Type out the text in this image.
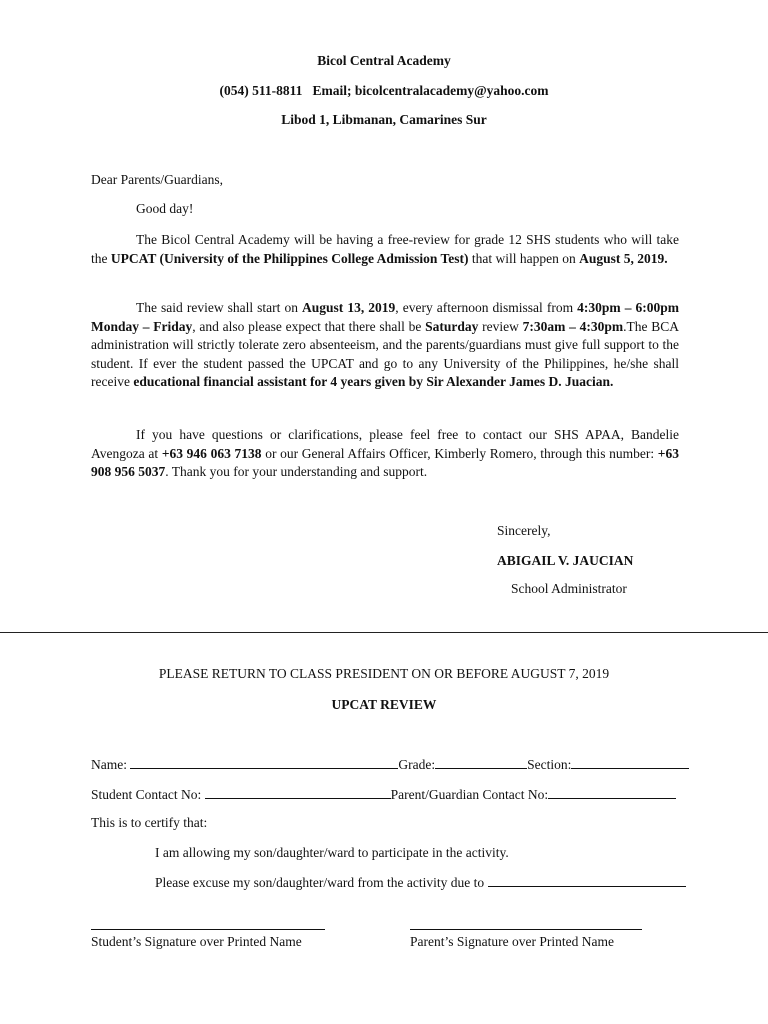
Bicol Central Academy
(054) 511-8811   Email; bicolcentralacademy@yahoo.com
Libod 1, Libmanan, Camarines Sur
Dear Parents/Guardians,
Good day!
The Bicol Central Academy will be having a free-review for grade 12 SHS students who will take the UPCAT (University of the Philippines College Admission Test) that will happen on August 5, 2019.
The said review shall start on August 13, 2019, every afternoon dismissal from 4:30pm – 6:00pm Monday – Friday, and also please expect that there shall be Saturday review 7:30am – 4:30pm.The BCA administration will strictly tolerate zero absenteeism, and the parents/guardians must give full support to the student. If ever the student passed the UPCAT and go to any University of the Philippines, he/she shall receive educational financial assistant for 4 years given by Sir Alexander James D. Juacian.
If you have questions or clarifications, please feel free to contact our SHS APAA, Bandelie Avengoza at +63 946 063 7138 or our General Affairs Officer, Kimberly Romero, through this number: +63 908 956 5037. Thank you for your understanding and support.
Sincerely,
ABIGAIL V. JAUCIAN
School Administrator
PLEASE RETURN TO CLASS PRESIDENT ON OR BEFORE AUGUST 7, 2019
UPCAT REVIEW
Name:	Grade:	Section:
Student Contact No:	Parent/Guardian Contact No:
This is to certify that:
I am allowing my son/daughter/ward to participate in the activity.
Please excuse my son/daughter/ward from the activity due to
Student’s Signature over Printed Name	Parent’s Signature over Printed Name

• • • • •

_GOAL OF THE EXERCISE_
List each line holding the string "free".

_WRITTEN SOLUTION_
The Bicol Central Academy will be having a free-review for grade 12 SHS students who will take the UPCAT (University of the Philippines College Admission Test) that will happen on August 5, 2019.
If you have questions or clarifications, please feel free to contact our SHS APAA, Bandelie Avengoza at +63 946 063 7138 or our General Affairs Officer, Kimberly Romero, through this number: +63 908 956 5037. Thank you for your understanding and support.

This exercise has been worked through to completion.